_Goal of the exercise_
Find every line of the listing below where "WINGREENWIN" appears, and copy it.
------------------------------------------------
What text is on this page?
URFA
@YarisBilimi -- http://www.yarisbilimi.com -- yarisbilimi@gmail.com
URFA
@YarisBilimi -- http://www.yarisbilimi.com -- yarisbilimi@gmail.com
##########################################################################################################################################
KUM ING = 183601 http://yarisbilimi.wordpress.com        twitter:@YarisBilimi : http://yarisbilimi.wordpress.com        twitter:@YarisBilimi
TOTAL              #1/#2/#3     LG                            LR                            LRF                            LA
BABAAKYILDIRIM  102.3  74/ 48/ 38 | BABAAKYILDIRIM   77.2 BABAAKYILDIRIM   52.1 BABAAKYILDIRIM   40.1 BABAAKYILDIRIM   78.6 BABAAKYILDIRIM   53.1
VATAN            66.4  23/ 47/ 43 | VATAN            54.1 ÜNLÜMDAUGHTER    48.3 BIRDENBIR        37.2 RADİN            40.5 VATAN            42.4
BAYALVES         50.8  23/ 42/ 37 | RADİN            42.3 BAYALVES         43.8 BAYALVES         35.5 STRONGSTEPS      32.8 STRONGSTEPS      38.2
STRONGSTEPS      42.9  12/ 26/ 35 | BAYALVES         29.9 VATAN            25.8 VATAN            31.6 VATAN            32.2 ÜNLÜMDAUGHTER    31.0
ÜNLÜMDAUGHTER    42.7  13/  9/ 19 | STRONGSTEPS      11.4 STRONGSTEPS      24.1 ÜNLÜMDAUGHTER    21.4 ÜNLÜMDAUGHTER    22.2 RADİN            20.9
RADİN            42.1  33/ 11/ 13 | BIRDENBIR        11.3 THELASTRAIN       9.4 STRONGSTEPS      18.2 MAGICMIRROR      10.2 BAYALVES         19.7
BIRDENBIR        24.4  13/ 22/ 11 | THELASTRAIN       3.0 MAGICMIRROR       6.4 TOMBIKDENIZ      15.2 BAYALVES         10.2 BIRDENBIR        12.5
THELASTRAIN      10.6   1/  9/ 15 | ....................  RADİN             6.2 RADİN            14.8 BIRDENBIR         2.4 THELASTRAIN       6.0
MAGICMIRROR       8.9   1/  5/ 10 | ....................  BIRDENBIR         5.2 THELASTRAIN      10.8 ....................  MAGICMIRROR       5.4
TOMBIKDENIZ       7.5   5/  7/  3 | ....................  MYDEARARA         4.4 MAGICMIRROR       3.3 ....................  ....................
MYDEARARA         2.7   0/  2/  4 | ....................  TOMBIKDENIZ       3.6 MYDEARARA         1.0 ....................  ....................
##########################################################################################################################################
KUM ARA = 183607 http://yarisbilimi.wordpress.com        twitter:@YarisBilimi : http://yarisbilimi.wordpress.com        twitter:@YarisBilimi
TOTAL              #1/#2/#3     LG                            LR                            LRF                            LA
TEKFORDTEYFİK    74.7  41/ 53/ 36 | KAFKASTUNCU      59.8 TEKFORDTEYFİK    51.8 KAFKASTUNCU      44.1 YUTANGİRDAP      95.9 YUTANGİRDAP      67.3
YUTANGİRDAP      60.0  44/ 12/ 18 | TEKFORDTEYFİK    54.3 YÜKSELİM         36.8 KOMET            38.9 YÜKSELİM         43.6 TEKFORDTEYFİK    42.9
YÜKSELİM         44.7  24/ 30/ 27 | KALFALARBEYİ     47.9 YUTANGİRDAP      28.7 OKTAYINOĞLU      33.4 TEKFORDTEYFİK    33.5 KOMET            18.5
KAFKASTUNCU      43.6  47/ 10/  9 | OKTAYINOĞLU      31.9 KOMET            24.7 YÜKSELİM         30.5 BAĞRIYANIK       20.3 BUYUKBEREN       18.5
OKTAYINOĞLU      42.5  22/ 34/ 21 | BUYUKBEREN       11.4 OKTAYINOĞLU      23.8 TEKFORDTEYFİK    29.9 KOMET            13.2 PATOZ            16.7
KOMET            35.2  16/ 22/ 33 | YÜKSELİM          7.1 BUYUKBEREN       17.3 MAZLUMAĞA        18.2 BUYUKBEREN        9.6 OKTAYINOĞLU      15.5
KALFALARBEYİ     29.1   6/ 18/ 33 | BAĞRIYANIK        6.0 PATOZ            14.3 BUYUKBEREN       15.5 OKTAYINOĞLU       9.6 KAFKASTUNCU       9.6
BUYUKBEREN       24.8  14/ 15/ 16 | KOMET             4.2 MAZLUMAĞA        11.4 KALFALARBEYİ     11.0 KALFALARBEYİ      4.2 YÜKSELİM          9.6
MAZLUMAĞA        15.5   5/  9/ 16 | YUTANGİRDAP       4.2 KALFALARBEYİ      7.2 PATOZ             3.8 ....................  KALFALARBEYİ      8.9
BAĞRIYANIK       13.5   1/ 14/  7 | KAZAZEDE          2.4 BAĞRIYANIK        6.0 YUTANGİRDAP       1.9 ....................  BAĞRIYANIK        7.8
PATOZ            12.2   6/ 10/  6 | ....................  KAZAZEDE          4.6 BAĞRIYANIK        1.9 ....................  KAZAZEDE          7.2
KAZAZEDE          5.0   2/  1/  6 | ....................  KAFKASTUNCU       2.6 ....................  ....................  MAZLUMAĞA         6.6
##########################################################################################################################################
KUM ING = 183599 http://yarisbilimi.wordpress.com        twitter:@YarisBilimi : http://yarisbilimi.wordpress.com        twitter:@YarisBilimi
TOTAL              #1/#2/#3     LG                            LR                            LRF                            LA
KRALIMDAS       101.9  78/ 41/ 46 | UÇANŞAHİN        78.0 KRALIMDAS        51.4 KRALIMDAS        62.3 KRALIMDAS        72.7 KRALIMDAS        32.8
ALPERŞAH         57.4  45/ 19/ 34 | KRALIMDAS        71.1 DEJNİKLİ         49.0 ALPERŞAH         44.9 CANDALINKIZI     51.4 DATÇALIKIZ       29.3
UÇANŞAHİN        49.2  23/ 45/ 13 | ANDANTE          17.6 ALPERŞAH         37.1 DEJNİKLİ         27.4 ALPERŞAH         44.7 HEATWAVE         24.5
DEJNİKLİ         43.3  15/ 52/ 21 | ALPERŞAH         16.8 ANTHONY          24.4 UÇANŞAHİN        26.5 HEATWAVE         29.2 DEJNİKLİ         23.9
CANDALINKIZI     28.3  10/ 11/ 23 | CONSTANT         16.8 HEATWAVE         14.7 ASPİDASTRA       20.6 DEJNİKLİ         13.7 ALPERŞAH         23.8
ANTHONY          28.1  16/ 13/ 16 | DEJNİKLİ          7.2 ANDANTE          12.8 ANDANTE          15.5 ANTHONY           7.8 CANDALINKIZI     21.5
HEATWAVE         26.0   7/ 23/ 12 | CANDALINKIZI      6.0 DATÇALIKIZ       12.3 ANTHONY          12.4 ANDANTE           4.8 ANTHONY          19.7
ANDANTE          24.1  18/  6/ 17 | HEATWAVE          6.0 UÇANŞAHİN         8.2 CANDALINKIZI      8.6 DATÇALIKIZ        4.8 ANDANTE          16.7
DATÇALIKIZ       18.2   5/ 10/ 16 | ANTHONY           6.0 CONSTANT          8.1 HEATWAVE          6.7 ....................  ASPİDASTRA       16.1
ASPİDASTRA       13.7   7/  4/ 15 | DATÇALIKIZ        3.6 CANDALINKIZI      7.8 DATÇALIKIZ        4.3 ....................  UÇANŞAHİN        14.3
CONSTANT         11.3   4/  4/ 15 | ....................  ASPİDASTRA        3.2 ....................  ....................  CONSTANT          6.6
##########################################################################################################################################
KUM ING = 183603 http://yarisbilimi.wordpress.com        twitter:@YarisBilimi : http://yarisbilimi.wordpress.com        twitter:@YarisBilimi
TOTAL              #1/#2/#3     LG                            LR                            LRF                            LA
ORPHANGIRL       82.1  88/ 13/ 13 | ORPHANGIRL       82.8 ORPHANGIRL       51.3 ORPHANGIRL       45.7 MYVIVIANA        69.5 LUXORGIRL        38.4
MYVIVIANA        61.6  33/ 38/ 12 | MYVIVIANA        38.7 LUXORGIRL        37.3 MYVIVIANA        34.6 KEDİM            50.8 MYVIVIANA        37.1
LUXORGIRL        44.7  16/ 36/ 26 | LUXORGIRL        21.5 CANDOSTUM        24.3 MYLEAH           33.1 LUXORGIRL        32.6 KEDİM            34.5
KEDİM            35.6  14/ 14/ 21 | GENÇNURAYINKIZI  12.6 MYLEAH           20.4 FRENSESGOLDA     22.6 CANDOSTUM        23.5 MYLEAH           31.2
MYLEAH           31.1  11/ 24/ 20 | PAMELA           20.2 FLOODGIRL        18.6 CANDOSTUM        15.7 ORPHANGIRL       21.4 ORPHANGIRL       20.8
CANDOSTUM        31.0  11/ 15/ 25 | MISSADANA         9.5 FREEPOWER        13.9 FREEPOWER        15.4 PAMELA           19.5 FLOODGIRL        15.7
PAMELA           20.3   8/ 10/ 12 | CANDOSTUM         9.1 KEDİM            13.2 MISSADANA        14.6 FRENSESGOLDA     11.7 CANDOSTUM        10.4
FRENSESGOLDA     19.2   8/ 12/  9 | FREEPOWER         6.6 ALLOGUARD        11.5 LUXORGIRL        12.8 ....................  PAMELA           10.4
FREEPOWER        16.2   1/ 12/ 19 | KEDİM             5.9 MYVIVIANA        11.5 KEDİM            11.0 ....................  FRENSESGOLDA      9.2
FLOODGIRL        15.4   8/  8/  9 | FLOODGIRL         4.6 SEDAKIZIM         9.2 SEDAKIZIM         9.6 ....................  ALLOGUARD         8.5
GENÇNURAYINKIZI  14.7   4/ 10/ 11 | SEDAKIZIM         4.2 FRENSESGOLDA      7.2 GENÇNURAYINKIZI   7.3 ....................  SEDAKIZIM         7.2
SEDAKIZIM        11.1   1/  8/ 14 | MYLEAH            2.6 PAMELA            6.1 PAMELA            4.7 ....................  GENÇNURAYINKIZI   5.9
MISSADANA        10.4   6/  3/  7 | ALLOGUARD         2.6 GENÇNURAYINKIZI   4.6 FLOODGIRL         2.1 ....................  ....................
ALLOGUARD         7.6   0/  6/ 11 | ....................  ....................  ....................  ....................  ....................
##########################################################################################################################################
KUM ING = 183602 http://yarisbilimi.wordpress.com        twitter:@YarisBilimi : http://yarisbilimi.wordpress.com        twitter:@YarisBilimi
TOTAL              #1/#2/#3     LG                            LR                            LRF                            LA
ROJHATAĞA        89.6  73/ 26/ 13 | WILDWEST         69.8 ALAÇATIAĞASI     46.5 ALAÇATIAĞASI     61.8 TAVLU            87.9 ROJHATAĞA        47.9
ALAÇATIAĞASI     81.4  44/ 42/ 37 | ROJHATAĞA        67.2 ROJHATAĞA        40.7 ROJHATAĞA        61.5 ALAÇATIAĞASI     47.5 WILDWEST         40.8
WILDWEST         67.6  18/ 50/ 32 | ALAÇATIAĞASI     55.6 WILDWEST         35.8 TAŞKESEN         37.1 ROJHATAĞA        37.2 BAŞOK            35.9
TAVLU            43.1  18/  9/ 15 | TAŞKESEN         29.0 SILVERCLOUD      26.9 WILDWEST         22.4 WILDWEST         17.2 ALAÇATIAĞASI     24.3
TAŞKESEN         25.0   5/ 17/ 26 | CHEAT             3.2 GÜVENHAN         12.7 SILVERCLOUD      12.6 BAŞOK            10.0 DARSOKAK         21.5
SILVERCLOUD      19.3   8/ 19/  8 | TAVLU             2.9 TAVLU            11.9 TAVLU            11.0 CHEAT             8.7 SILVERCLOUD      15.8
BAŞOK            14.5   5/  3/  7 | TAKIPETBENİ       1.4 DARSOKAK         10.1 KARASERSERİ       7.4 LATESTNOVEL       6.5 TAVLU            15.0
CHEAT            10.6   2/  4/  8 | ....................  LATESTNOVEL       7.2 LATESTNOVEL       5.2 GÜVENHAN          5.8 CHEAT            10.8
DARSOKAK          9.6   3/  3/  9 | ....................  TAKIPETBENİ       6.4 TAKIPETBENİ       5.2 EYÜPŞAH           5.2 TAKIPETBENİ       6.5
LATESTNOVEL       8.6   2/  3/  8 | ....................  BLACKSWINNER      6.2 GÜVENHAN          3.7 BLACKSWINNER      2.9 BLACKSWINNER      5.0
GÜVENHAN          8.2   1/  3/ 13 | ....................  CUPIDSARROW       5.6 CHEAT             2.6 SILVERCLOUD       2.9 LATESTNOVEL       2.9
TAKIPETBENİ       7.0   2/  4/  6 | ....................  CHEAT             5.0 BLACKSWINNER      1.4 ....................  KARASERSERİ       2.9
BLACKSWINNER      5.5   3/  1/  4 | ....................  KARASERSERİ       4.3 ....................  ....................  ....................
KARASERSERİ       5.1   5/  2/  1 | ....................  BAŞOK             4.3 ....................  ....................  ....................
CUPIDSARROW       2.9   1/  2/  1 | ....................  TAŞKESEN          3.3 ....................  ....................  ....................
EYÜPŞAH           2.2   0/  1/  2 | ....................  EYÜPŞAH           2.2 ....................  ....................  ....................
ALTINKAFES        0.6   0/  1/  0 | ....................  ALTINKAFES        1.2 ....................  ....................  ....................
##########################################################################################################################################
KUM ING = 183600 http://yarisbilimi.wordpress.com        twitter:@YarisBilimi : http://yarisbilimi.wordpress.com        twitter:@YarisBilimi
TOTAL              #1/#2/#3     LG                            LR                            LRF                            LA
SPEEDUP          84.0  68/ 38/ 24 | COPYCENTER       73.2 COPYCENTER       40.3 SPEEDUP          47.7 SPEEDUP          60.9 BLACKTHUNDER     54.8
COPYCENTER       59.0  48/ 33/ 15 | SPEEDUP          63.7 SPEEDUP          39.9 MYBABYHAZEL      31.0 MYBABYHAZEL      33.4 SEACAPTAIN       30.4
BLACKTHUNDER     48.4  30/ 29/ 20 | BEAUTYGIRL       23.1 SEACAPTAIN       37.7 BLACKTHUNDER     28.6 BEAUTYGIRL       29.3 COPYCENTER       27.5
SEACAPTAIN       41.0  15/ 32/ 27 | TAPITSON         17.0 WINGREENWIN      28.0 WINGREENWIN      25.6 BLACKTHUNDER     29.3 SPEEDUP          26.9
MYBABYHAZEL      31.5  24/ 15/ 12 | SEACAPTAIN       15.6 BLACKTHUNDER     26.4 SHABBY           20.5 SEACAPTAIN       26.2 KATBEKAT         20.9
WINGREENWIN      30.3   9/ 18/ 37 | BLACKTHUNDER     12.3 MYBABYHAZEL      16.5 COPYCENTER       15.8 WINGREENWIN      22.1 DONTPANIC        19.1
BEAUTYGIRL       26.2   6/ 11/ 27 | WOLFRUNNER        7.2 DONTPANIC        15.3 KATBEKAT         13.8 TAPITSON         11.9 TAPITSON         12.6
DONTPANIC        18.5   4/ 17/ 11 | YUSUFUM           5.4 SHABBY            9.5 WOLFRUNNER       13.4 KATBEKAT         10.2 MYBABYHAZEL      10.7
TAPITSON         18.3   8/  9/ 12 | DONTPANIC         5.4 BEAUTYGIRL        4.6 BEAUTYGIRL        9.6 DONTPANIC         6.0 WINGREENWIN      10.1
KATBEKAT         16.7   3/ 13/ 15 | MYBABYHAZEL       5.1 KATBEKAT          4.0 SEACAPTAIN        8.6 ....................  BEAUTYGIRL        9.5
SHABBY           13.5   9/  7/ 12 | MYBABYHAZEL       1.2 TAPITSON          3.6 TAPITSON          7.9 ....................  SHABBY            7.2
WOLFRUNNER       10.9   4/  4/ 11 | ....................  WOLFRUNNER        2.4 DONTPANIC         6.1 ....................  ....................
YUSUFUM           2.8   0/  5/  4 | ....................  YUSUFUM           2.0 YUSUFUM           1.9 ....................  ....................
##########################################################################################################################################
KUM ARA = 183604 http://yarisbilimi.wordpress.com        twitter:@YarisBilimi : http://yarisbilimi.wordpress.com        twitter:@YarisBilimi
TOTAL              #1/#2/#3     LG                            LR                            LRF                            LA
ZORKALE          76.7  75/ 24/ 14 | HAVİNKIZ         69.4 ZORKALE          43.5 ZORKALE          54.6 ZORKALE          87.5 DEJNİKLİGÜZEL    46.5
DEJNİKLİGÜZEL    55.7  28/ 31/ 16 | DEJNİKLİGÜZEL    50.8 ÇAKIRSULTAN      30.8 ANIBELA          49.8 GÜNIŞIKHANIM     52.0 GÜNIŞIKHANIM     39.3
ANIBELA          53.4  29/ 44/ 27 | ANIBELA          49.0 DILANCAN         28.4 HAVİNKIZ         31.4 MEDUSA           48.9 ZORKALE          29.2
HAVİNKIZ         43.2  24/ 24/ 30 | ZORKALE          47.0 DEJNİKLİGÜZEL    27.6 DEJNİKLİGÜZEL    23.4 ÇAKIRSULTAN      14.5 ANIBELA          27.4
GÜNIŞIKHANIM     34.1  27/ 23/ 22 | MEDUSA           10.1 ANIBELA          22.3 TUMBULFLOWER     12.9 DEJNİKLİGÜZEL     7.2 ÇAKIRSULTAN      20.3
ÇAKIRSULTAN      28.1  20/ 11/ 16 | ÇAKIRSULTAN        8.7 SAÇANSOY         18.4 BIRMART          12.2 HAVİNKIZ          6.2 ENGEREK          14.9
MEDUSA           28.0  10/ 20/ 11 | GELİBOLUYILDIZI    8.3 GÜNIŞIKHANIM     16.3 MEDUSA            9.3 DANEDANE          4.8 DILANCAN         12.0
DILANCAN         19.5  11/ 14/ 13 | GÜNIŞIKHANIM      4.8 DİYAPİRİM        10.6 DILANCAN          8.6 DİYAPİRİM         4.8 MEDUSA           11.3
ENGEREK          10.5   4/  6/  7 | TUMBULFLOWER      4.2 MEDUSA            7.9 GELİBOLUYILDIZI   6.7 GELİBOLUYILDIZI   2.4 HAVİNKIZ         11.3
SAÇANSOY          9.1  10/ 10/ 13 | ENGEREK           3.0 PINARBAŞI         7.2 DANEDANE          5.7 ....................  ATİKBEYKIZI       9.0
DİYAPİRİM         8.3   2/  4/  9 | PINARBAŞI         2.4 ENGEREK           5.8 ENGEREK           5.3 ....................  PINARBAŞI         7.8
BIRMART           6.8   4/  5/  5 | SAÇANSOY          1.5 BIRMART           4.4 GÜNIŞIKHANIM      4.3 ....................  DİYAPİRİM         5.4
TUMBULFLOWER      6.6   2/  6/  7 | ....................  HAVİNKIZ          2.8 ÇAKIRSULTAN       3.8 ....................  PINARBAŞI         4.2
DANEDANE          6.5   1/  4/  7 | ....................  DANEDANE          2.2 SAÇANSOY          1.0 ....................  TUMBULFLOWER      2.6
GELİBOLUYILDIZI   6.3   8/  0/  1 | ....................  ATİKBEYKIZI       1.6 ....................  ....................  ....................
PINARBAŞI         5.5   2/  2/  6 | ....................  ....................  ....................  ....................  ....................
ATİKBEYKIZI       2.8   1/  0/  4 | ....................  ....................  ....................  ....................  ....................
------------------------------------------------
_Result for this exercise_
SEACAPTAIN       41.0  15/ 32/ 27 | TAPITSON         17.0 WINGREENWIN      28.0 WINGREENWIN      25.6 BLACKTHUNDER     29.3 SPEEDUP          26.9
WINGREENWIN      30.3   9/ 18/ 37 | BLACKTHUNDER     12.3 MYBABYHAZEL      16.5 COPYCENTER       15.8 WINGREENWIN      22.1 DONTPANIC        19.1
TAPITSON         18.3   8/  9/ 12 | DONTPANIC         5.4 BEAUTYGIRL        4.6 BEAUTYGIRL        9.6 DONTPANIC         6.0 WINGREENWIN      10.1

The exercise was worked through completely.